### Records provided ###

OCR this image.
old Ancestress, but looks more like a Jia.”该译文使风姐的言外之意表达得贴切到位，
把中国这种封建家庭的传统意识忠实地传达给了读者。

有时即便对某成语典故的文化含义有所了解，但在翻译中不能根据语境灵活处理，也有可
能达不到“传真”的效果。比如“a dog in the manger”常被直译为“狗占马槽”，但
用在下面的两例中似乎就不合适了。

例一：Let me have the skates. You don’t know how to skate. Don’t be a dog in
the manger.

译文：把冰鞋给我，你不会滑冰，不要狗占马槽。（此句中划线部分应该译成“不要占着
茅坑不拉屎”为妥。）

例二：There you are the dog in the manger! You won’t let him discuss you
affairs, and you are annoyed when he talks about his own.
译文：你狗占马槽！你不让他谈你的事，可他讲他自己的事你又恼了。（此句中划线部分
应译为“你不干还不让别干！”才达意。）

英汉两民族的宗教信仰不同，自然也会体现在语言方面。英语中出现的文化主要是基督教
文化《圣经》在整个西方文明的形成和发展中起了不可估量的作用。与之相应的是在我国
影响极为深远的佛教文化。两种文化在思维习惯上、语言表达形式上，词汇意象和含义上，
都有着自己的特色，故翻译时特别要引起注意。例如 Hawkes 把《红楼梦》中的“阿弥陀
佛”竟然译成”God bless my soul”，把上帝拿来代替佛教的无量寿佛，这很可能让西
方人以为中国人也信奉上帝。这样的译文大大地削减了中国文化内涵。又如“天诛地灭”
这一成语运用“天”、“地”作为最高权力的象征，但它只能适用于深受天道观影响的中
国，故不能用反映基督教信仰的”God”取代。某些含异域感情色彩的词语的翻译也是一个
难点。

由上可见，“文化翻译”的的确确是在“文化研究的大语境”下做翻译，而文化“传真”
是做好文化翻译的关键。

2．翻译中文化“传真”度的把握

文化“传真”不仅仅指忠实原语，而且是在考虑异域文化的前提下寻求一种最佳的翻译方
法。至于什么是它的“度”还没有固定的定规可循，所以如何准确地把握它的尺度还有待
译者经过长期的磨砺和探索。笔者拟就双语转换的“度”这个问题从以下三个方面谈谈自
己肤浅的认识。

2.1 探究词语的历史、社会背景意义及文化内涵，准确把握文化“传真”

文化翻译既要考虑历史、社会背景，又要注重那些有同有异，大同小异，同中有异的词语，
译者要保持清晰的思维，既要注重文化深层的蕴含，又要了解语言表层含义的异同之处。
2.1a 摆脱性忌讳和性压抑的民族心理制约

###

## Aim
Please restate the data word for word, every record included.

## Solution to this exercise
OCR this image.
old Ancestress, but looks more like a Jia.”该译文使风姐的言外之意表达得贴切到位，
把中国这种封建家庭的传统意识忠实地传达给了读者。

有时即便对某成语典故的文化含义有所了解，但在翻译中不能根据语境灵活处理，也有可
能达不到“传真”的效果。比如“a dog in the manger”常被直译为“狗占马槽”，但
用在下面的两例中似乎就不合适了。

例一：Let me have the skates. You don’t know how to skate. Don’t be a dog in
the manger.

译文：把冰鞋给我，你不会滑冰，不要狗占马槽。（此句中划线部分应该译成“不要占着
茅坑不拉屎”为妥。）

例二：There you are the dog in the manger! You won’t let him discuss you
affairs, and you are annoyed when he talks about his own.
译文：你狗占马槽！你不让他谈你的事，可他讲他自己的事你又恼了。（此句中划线部分
应译为“你不干还不让别干！”才达意。）

英汉两民族的宗教信仰不同，自然也会体现在语言方面。英语中出现的文化主要是基督教
文化《圣经》在整个西方文明的形成和发展中起了不可估量的作用。与之相应的是在我国
影响极为深远的佛教文化。两种文化在思维习惯上、语言表达形式上，词汇意象和含义上，
都有着自己的特色，故翻译时特别要引起注意。例如 Hawkes 把《红楼梦》中的“阿弥陀
佛”竟然译成”God bless my soul”，把上帝拿来代替佛教的无量寿佛，这很可能让西
方人以为中国人也信奉上帝。这样的译文大大地削减了中国文化内涵。又如“天诛地灭”
这一成语运用“天”、“地”作为最高权力的象征，但它只能适用于深受天道观影响的中
国，故不能用反映基督教信仰的”God”取代。某些含异域感情色彩的词语的翻译也是一个
难点。

由上可见，“文化翻译”的的确确是在“文化研究的大语境”下做翻译，而文化“传真”
是做好文化翻译的关键。

2．翻译中文化“传真”度的把握

文化“传真”不仅仅指忠实原语，而且是在考虑异域文化的前提下寻求一种最佳的翻译方
法。至于什么是它的“度”还没有固定的定规可循，所以如何准确地把握它的尺度还有待
译者经过长期的磨砺和探索。笔者拟就双语转换的“度”这个问题从以下三个方面谈谈自
己肤浅的认识。

2.1 探究词语的历史、社会背景意义及文化内涵，准确把握文化“传真”

文化翻译既要考虑历史、社会背景，又要注重那些有同有异，大同小异，同中有异的词语，
译者要保持清晰的思维，既要注重文化深层的蕴含，又要了解语言表层含义的异同之处。
2.1a 摆脱性忌讳和性压抑的民族心理制约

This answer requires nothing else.